QUOTED TEXT |
Start

Installing SlabHeat™.
The spacing of the SlabHeat cable will help determine how much heated area can be covered by a single SlabHeat coil. SlabHeat can be installed on either 4” (15 W/sf) or 6” (10 W/sf) centers, depending on the amount of heat required for the area. A heat loss calculation is required to know which spacing is right for the project. If the SlabHeat system is to be used for floor warming only, installing the cable at 6” on center is sufficient.
Another consideration to take into account when designing a SlabHeat system is to know the available amperage. A 120 VAC system will pull twice the amps as a 240 VAC system. If amp capacity is a factor, it may be better designing for 240 VAC. Make sure the voltage supplied matches the voltage requirement of the SlabHeat cable. Failure to do so may result in either an over-heating or under-heating condition.
SlabHeat can be installed in either a new slab pour or over an existing slab with a concrete cap. For new concrete pours, just zip-tie the cable to the rewire/rebar and elevate to the middle of the slab. If installing over an existing slab, it will be necessary to install CableStrap™ to hold the SlabHeat cable in place.
When finished the only visible part to the system is the wall mounted SunStat thermostat.
A nice feature of the SlabHeat system is there is no annual maintenance required. Hydronic systems can require periodic cycling of the circulators to prevent the impellers from locking up during periods of non-use. Hydronic systems may also require fluid testing, treatment, and periodic system purges. SlabHeat systems are simple and easy.
Selecting the right product for the application is a breeze with SlabHeat. Since there are fewer parts needed to run a system, just thecable and control, ordering is easier than with a hydronic system. Just make sure to purchase the correct voltage, either 120 VAC or 240 VAC, and the correct number of thermostats or relays.
Controlling a SlabHeat system is also simple. Choose between two types of SunStat controls: programmable and non-programmable. Either one can be set up to respond to either a set floor or air temperature. SunStats are also dual voltage, meaning a single SunStat control can operate either a 120 VAC or 240 VAC system directly (one or the other, not both at the same time). This eliminates the need for cumbersome contactors, transformers, and complicated wiring as seen with other types of heating systems.
Whether heating a small sunroom or an entire warehouse, SlabHeat is the simple solution.
Christopher Campfield
Watts Radiant System Designer
Wednesday, August 24, 2011
Tuesday, August 23, 2011
Introducing SlabHeat
Introducing SlabHeat™.
Up Next: Installation...
Christopher Campfield
Watts Radiant System Designer
SlabHeat expands upon our successful electric floor warming product lines. Designed as a robust, job site resistant cable, SlabHeat is an electric radiant system installed directly in concrete. A combination of strength, durability, and simplicity lies at the heart of SlabHeat. Engineered to provide room heating as well as floor warming for a wide range of applications, SlabHeat is the perfect solution for even the toughest heating project.

End

ROWS |
Start

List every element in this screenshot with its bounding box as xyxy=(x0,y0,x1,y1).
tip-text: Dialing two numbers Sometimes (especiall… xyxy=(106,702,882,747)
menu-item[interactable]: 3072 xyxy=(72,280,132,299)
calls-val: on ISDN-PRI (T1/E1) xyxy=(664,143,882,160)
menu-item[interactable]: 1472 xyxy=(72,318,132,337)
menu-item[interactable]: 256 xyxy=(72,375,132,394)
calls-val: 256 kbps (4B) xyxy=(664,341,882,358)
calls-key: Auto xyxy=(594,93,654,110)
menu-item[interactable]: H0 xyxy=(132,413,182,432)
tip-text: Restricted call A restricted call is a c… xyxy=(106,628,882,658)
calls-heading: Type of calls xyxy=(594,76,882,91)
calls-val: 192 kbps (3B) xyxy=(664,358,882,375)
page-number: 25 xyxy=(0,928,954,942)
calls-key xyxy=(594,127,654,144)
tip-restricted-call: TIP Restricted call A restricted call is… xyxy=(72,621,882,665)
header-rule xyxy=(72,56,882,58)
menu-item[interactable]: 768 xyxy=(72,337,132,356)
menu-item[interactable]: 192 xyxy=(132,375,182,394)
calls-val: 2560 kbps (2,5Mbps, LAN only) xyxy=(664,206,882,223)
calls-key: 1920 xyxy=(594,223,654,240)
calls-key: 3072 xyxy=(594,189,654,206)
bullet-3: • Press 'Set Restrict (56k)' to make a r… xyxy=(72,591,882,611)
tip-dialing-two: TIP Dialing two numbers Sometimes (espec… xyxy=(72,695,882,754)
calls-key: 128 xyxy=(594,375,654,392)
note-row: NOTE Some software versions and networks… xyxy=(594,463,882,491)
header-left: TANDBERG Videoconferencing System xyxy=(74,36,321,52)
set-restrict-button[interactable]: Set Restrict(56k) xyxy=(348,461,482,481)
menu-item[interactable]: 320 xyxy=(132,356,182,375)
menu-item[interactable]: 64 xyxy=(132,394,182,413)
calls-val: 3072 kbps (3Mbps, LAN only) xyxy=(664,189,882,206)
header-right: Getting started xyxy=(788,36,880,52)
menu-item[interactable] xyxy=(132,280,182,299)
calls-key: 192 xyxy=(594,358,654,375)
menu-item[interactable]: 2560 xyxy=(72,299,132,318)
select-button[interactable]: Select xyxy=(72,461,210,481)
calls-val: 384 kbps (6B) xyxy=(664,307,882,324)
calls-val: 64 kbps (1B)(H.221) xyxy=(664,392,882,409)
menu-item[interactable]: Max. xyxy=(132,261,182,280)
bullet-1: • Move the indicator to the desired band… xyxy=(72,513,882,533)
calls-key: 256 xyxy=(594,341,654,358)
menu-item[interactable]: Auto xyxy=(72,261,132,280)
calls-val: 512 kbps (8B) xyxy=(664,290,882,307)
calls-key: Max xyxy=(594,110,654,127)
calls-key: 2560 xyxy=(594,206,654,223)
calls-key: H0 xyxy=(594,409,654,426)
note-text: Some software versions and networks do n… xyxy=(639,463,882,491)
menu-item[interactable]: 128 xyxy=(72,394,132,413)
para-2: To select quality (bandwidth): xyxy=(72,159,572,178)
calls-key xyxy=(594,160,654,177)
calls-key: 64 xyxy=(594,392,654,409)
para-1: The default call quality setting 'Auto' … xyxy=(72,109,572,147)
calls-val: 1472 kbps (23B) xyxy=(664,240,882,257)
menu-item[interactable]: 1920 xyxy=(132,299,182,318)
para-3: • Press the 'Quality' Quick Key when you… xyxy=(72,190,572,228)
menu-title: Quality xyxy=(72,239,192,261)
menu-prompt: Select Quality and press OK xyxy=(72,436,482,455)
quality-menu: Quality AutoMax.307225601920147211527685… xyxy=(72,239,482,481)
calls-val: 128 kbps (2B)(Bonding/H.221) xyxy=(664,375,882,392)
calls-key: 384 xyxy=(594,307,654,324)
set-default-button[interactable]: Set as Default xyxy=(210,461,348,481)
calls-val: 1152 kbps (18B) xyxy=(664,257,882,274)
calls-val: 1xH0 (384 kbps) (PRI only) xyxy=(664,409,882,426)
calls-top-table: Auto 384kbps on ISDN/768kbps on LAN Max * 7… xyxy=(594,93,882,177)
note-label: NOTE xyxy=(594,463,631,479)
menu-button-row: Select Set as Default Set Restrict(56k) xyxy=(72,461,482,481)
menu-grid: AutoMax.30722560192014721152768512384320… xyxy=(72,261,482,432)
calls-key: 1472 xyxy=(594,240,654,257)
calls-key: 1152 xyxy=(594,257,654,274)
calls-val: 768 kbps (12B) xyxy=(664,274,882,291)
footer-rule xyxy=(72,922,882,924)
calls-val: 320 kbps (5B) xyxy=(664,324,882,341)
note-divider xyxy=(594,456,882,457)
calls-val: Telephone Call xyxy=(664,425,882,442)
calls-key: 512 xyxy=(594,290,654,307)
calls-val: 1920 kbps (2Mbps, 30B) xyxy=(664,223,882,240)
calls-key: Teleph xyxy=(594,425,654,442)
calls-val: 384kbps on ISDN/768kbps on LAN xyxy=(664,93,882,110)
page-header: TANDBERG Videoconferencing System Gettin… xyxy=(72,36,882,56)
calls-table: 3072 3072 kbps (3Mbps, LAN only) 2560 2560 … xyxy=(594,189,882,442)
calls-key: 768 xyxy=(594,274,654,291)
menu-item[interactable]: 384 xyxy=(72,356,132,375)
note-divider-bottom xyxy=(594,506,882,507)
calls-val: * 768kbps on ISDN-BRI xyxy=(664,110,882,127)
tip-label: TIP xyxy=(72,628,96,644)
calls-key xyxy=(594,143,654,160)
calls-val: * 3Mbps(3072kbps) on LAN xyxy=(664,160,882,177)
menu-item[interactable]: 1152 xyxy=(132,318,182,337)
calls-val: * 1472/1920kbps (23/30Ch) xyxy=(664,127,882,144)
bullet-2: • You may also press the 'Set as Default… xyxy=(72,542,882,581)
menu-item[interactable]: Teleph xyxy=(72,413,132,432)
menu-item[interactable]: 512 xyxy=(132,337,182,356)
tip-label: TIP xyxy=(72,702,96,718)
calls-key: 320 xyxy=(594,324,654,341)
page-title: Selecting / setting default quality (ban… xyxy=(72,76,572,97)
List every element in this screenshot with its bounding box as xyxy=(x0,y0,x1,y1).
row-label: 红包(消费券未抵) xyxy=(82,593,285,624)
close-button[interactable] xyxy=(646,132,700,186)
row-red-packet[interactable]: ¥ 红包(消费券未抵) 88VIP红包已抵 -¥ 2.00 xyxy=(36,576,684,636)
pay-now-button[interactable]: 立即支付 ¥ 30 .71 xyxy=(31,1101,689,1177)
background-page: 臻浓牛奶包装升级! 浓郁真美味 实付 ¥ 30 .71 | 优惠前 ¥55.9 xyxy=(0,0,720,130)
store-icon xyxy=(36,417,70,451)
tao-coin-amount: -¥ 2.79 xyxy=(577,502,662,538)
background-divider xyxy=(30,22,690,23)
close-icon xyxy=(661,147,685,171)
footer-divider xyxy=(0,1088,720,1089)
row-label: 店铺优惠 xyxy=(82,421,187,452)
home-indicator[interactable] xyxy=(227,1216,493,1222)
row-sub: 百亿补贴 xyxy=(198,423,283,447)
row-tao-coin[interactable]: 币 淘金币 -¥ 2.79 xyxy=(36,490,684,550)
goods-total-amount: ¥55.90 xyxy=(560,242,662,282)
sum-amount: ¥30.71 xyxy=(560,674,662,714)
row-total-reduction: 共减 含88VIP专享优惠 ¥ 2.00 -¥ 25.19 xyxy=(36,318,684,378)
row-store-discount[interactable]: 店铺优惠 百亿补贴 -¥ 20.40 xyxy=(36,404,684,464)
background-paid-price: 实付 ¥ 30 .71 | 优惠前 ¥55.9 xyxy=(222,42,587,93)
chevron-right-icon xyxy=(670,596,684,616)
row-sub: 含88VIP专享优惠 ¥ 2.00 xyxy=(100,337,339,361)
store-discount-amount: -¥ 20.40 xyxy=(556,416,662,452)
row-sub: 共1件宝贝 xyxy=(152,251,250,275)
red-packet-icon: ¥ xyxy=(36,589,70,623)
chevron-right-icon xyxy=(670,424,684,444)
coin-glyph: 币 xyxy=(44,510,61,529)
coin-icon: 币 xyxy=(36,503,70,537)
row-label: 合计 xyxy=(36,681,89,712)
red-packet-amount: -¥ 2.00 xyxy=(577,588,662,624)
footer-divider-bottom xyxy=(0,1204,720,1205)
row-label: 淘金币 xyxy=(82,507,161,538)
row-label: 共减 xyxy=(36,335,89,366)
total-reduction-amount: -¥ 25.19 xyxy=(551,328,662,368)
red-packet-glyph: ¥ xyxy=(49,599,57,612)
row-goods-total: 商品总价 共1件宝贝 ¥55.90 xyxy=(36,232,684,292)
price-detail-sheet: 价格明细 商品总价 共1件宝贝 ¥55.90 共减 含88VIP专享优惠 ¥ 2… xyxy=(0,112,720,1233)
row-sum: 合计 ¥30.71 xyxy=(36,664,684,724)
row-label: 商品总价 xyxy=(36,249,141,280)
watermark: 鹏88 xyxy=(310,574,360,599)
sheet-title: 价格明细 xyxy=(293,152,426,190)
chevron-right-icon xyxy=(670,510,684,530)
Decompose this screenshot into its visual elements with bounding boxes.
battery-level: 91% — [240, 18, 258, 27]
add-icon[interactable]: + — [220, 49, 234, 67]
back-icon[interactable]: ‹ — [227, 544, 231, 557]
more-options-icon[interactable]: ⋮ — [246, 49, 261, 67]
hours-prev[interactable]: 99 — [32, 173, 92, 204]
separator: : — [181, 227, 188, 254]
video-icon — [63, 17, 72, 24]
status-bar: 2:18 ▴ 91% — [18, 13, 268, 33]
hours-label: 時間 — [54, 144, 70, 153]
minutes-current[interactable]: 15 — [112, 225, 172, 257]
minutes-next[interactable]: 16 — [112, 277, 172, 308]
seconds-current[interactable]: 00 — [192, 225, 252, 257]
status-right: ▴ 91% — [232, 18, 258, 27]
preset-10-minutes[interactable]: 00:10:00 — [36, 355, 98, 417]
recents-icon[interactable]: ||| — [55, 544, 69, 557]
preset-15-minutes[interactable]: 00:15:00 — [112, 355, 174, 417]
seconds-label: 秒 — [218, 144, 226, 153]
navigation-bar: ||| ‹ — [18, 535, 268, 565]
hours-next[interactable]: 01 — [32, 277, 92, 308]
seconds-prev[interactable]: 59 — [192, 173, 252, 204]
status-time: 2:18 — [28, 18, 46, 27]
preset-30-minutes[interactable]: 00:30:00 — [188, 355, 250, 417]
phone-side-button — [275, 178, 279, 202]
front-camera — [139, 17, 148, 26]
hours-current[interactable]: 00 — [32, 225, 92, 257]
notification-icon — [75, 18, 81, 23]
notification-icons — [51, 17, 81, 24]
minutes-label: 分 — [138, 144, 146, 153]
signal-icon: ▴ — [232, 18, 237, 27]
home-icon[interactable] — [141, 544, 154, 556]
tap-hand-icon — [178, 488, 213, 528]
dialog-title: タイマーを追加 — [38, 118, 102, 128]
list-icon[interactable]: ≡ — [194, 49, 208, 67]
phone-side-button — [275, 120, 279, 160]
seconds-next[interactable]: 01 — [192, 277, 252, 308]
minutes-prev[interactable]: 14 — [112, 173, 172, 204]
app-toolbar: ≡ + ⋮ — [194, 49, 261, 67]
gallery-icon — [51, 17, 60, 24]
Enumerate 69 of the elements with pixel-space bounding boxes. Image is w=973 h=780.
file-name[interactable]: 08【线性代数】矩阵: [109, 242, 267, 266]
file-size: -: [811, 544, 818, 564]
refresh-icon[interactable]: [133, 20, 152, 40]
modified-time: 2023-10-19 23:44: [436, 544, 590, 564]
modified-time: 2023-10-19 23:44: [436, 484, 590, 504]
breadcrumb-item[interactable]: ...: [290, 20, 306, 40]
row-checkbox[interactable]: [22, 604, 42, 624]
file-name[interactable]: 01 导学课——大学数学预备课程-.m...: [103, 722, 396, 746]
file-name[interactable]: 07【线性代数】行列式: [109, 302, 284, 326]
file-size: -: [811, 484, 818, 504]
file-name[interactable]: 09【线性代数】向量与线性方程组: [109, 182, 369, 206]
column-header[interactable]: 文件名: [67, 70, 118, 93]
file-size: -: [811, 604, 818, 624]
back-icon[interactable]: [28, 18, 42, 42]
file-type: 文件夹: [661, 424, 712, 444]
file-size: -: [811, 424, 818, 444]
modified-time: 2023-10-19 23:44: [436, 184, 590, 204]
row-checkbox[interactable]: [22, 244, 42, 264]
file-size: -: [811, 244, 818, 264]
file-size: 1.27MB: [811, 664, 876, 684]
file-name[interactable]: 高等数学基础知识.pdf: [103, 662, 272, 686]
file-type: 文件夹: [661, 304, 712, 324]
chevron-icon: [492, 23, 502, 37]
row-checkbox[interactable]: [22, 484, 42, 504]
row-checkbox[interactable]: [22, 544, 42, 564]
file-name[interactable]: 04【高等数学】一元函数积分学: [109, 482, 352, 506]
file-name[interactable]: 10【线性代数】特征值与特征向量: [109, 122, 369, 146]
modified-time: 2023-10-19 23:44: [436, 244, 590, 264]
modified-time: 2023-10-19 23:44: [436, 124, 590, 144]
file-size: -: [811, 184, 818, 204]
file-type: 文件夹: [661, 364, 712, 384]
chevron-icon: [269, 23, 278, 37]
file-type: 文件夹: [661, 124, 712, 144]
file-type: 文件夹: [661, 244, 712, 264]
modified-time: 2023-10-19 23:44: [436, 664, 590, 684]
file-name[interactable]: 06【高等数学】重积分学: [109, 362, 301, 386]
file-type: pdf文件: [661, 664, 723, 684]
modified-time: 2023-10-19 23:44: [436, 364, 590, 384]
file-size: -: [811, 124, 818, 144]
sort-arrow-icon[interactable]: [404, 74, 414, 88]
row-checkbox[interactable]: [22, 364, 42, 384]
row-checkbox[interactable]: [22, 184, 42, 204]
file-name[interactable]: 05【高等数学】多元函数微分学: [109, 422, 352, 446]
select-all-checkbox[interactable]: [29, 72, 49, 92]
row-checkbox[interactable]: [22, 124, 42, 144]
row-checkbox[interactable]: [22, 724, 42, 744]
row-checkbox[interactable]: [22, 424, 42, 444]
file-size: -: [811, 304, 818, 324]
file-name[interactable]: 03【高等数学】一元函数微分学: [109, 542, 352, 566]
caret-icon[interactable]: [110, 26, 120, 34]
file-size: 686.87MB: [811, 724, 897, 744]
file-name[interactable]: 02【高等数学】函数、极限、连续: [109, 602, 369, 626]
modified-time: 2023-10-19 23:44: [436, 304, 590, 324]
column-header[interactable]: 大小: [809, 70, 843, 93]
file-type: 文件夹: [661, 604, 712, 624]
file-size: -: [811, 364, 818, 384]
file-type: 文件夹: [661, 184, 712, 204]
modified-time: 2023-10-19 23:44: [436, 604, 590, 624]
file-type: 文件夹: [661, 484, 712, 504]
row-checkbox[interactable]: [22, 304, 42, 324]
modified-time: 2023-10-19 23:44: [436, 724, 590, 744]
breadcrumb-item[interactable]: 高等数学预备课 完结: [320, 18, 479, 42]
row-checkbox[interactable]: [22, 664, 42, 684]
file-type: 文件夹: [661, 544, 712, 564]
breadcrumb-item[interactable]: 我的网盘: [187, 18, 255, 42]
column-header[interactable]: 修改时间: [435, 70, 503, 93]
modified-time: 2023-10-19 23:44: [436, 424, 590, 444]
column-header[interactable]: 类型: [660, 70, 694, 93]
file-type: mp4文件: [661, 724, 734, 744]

End

TASK REQUIREMENTS |
• A. List every type of upkeep that the SlabHeat article says hydronic systems may require.
• B. According to the SlabHeat article, what cable spacing is sufficient when the system is used for floor warming only?
• C. Print the passage of the SlabHeat article starting at "Selecting the right" and ending at "thermostats or relays.".
The rows come from a different source than the SlabHeat article.

TASK RESULTS |
• A. Periodic cycling of the circulators, fluid testing, treatment, and periodic system purges

• B. 6 inches on center

• C.
Selecting the right product for the application is a breeze with SlabHeat. Since there are fewer parts needed to run a system, just thecable and control, ordering is easier than with a hydronic system. Just make sure to purchase the correct voltage, either 120 VAC or 240 VAC, and the correct number of thermostats or relays.